Record extracts:
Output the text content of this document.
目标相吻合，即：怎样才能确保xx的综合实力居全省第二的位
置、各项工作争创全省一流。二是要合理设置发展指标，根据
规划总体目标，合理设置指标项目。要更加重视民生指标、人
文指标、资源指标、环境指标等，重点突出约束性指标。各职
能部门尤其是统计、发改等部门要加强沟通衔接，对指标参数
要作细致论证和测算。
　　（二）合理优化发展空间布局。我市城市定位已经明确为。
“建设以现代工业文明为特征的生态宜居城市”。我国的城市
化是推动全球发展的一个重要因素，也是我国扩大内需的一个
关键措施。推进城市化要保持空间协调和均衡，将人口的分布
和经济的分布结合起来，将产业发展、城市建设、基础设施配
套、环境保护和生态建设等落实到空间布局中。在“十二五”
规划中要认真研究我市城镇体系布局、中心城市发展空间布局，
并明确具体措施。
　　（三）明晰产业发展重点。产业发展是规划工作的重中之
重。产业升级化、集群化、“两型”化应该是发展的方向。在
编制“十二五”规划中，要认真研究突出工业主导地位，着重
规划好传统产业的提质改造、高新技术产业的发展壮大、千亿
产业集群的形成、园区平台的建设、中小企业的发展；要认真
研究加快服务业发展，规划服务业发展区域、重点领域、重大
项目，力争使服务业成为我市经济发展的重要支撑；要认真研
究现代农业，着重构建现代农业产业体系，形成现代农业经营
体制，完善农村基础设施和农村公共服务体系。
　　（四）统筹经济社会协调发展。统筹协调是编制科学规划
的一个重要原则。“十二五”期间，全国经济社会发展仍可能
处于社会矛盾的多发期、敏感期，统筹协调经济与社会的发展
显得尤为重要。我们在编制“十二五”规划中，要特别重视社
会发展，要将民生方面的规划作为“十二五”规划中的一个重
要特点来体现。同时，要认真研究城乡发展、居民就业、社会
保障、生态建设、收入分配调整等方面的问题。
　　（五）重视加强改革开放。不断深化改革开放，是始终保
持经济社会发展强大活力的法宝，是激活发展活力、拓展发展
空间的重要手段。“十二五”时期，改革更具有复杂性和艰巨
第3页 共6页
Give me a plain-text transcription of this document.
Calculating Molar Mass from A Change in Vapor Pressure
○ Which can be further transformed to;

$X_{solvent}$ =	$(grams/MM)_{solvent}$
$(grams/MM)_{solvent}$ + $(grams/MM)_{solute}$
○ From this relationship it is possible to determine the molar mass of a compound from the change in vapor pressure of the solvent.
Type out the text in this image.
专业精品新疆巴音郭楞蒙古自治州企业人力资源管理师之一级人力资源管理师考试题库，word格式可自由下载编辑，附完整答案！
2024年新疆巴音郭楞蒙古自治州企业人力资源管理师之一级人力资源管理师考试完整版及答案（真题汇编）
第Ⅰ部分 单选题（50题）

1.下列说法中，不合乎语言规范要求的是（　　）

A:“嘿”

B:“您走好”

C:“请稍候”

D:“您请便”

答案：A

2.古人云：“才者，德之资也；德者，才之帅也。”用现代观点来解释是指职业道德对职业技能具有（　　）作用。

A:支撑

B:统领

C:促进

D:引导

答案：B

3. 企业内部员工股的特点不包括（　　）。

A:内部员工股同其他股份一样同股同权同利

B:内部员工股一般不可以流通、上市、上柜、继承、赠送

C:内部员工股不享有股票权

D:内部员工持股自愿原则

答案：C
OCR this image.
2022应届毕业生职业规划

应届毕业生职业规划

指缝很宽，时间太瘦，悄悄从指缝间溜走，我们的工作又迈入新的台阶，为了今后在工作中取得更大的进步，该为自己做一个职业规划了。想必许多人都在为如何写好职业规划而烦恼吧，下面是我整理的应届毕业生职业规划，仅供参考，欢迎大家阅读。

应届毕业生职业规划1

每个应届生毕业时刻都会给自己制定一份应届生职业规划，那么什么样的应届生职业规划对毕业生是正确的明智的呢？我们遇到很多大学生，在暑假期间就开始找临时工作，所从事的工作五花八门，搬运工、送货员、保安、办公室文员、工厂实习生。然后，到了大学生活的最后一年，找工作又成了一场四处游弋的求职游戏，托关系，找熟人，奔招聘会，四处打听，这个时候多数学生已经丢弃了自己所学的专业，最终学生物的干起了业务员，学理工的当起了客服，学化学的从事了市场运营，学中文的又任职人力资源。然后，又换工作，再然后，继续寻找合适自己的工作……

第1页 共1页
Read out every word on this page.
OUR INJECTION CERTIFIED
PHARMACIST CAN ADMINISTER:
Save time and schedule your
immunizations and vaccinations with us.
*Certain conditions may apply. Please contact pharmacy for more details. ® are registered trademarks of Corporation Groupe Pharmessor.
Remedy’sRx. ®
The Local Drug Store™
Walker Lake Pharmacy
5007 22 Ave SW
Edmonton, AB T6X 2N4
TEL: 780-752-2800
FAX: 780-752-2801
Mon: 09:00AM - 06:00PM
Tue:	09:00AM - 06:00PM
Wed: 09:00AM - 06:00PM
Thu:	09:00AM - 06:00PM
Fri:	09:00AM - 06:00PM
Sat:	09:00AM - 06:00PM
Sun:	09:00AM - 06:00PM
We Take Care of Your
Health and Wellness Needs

What to produce:
The required output is the exact sequence of lines from the one containing "Read out every word on this page." through the end of the listing, both endpoints included.

Task output:
Read out every word on this page.
OUR INJECTION CERTIFIED
PHARMACIST CAN ADMINISTER:
Save time and schedule your
immunizations and vaccinations with us.
*Certain conditions may apply. Please contact pharmacy for more details. ® are registered trademarks of Corporation Groupe Pharmessor.
Remedy’sRx. ®
The Local Drug Store™
Walker Lake Pharmacy
5007 22 Ave SW
Edmonton, AB T6X 2N4
TEL: 780-752-2800
FAX: 780-752-2801
Mon: 09:00AM - 06:00PM
Tue:	09:00AM - 06:00PM
Wed: 09:00AM - 06:00PM
Thu:	09:00AM - 06:00PM
Fri:	09:00AM - 06:00PM
Sat:	09:00AM - 06:00PM
Sun:	09:00AM - 06:00PM
We Take Care of Your
Health and Wellness Needs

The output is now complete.